Copy out all the entries exactly.

________________________

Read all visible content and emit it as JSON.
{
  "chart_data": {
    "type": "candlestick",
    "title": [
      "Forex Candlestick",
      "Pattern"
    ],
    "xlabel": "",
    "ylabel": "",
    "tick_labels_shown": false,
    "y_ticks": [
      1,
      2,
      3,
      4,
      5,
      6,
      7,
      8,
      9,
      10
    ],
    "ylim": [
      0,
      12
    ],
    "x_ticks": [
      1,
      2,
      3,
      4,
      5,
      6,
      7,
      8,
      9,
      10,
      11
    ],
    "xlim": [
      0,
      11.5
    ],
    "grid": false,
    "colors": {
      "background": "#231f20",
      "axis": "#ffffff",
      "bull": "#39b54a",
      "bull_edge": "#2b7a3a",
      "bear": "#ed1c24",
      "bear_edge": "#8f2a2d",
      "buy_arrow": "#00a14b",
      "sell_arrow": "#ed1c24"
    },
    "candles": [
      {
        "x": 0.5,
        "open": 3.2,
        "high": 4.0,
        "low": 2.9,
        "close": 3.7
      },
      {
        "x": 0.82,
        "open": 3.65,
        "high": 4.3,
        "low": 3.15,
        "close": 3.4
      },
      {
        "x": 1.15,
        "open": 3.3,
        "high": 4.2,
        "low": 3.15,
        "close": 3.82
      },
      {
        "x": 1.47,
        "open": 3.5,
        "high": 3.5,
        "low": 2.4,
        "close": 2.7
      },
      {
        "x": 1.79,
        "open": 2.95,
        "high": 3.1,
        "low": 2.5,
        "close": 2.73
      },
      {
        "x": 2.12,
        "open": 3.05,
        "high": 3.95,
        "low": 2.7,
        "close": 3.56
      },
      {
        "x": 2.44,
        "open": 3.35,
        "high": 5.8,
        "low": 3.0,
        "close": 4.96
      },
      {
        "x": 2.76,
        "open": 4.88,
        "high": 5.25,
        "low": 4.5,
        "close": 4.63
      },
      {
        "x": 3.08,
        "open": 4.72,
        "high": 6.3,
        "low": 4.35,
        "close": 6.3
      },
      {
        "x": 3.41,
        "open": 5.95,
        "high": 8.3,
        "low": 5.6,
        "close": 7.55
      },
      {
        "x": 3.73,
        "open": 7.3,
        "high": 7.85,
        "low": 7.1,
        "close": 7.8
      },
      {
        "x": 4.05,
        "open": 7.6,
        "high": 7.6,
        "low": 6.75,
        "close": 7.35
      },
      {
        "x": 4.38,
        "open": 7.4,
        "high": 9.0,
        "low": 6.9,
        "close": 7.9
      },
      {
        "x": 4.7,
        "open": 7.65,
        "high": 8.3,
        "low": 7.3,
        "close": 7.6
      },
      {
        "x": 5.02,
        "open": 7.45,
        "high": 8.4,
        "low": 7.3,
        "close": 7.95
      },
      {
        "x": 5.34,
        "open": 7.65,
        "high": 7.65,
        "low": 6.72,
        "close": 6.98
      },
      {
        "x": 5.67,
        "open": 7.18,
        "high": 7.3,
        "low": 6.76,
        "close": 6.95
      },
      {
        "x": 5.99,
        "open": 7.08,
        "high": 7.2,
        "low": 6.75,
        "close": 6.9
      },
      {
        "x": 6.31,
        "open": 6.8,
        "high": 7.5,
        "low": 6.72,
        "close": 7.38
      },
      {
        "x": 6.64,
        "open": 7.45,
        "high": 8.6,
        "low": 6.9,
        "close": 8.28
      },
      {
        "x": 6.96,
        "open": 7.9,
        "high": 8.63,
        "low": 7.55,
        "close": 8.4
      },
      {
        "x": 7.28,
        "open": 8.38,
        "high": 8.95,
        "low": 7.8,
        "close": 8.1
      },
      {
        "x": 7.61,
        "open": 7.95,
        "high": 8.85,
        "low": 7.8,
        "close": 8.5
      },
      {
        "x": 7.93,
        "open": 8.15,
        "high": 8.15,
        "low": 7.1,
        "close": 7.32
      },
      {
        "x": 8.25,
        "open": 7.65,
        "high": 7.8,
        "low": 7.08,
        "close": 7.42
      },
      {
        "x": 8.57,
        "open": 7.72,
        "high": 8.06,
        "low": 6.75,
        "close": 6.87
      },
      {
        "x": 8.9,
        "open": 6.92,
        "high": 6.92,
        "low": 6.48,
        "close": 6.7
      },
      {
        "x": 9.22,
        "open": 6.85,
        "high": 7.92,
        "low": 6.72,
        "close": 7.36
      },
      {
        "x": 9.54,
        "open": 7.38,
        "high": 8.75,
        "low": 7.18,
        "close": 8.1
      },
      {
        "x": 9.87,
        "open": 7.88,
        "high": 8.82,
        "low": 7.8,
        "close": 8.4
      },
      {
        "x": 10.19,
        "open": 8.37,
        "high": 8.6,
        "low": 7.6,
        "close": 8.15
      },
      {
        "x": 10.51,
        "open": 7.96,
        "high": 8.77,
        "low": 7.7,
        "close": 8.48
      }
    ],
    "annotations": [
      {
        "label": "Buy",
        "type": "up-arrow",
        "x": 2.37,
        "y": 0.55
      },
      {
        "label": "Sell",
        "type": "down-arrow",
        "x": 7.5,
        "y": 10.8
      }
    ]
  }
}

________________________

__PROBLEM SOLUTION__
Read all visible content and emit it as JSON.
{
  "chart_data": {
    "type": "candlestick",
    "title": [
      "Forex Candlestick",
      "Pattern"
    ],
    "xlabel": "",
    "ylabel": "",
    "tick_labels_shown": false,
    "y_ticks": [
      1,
      2,
      3,
      4,
      5,
      6,
      7,
      8,
      9,
      10
    ],
    "ylim": [
      0,
      12
    ],
    "x_ticks": [
      1,
      2,
      3,
      4,
      5,
      6,
      7,
      8,
      9,
      10,
      11
    ],
    "xlim": [
      0,
      11.5
    ],
    "grid": false,
    "colors": {
      "background": "#231f20",
      "axis": "#ffffff",
      "bull": "#39b54a",
      "bull_edge": "#2b7a3a",
      "bear": "#ed1c24",
      "bear_edge": "#8f2a2d",
      "buy_arrow": "#00a14b",
      "sell_arrow": "#ed1c24"
    },
    "candles": [
      {
        "x": 0.5,
        "open": 3.2,
        "high": 4.0,
        "low": 2.9,
        "close": 3.7
      },
      {
        "x": 0.82,
        "open": 3.65,
        "high": 4.3,
        "low": 3.15,
        "close": 3.4
      },
      {
        "x": 1.15,
        "open": 3.3,
        "high": 4.2,
        "low": 3.15,
        "close": 3.82
      },
      {
        "x": 1.47,
        "open": 3.5,
        "high": 3.5,
        "low": 2.4,
        "close": 2.7
      },
      {
        "x": 1.79,
        "open": 2.95,
        "high": 3.1,
        "low": 2.5,
        "close": 2.73
      },
      {
        "x": 2.12,
        "open": 3.05,
        "high": 3.95,
        "low": 2.7,
        "close": 3.56
      },
      {
        "x": 2.44,
        "open": 3.35,
        "high": 5.8,
        "low": 3.0,
        "close": 4.96
      },
      {
        "x": 2.76,
        "open": 4.88,
        "high": 5.25,
        "low": 4.5,
        "close": 4.63
      },
      {
        "x": 3.08,
        "open": 4.72,
        "high": 6.3,
        "low": 4.35,
        "close": 6.3
      },
      {
        "x": 3.41,
        "open": 5.95,
        "high": 8.3,
        "low": 5.6,
        "close": 7.55
      },
      {
        "x": 3.73,
        "open": 7.3,
        "high": 7.85,
        "low": 7.1,
        "close": 7.8
      },
      {
        "x": 4.05,
        "open": 7.6,
        "high": 7.6,
        "low": 6.75,
        "close": 7.35
      },
      {
        "x": 4.38,
        "open": 7.4,
        "high": 9.0,
        "low": 6.9,
        "close": 7.9
      },
      {
        "x": 4.7,
        "open": 7.65,
        "high": 8.3,
        "low": 7.3,
        "close": 7.6
      },
      {
        "x": 5.02,
        "open": 7.45,
        "high": 8.4,
        "low": 7.3,
        "close": 7.95
      },
      {
        "x": 5.34,
        "open": 7.65,
        "high": 7.65,
        "low": 6.72,
        "close": 6.98
      },
      {
        "x": 5.67,
        "open": 7.18,
        "high": 7.3,
        "low": 6.76,
        "close": 6.95
      },
      {
        "x": 5.99,
        "open": 7.08,
        "high": 7.2,
        "low": 6.75,
        "close": 6.9
      },
      {
        "x": 6.31,
        "open": 6.8,
        "high": 7.5,
        "low": 6.72,
        "close": 7.38
      },
      {
        "x": 6.64,
        "open": 7.45,
        "high": 8.6,
        "low": 6.9,
        "close": 8.28
      },
      {
        "x": 6.96,
        "open": 7.9,
        "high": 8.63,
        "low": 7.55,
        "close": 8.4
      },
      {
        "x": 7.28,
        "open": 8.38,
        "high": 8.95,
        "low": 7.8,
        "close": 8.1
      },
      {
        "x": 7.61,
        "open": 7.95,
        "high": 8.85,
        "low": 7.8,
        "close": 8.5
      },
      {
        "x": 7.93,
        "open": 8.15,
        "high": 8.15,
        "low": 7.1,
        "close": 7.32
      },
      {
        "x": 8.25,
        "open": 7.65,
        "high": 7.8,
        "low": 7.08,
        "close": 7.42
      },
      {
        "x": 8.57,
        "open": 7.72,
        "high": 8.06,
        "low": 6.75,
        "close": 6.87
      },
      {
        "x": 8.9,
        "open": 6.92,
        "high": 6.92,
        "low": 6.48,
        "close": 6.7
      },
      {
        "x": 9.22,
        "open": 6.85,
        "high": 7.92,
        "low": 6.72,
        "close": 7.36
      },
      {
        "x": 9.54,
        "open": 7.38,
        "high": 8.75,
        "low": 7.18,
        "close": 8.1
      },
      {
        "x": 9.87,
        "open": 7.88,
        "high": 8.82,
        "low": 7.8,
        "close": 8.4
      },
      {
        "x": 10.19,
        "open": 8.37,
        "high": 8.6,
        "low": 7.6,
        "close": 8.15
      },
      {
        "x": 10.51,
        "open": 7.96,
        "high": 8.77,
        "low": 7.7,
        "close": 8.48
      }
    ],
    "annotations": [
      {
        "label": "Buy",
        "type": "up-arrow",
        "x": 2.37,
        "y": 0.55
      },
      {
        "label": "Sell",
        "type": "down-arrow",
        "x": 7.5,
        "y": 10.8
      }
    ]
  }
}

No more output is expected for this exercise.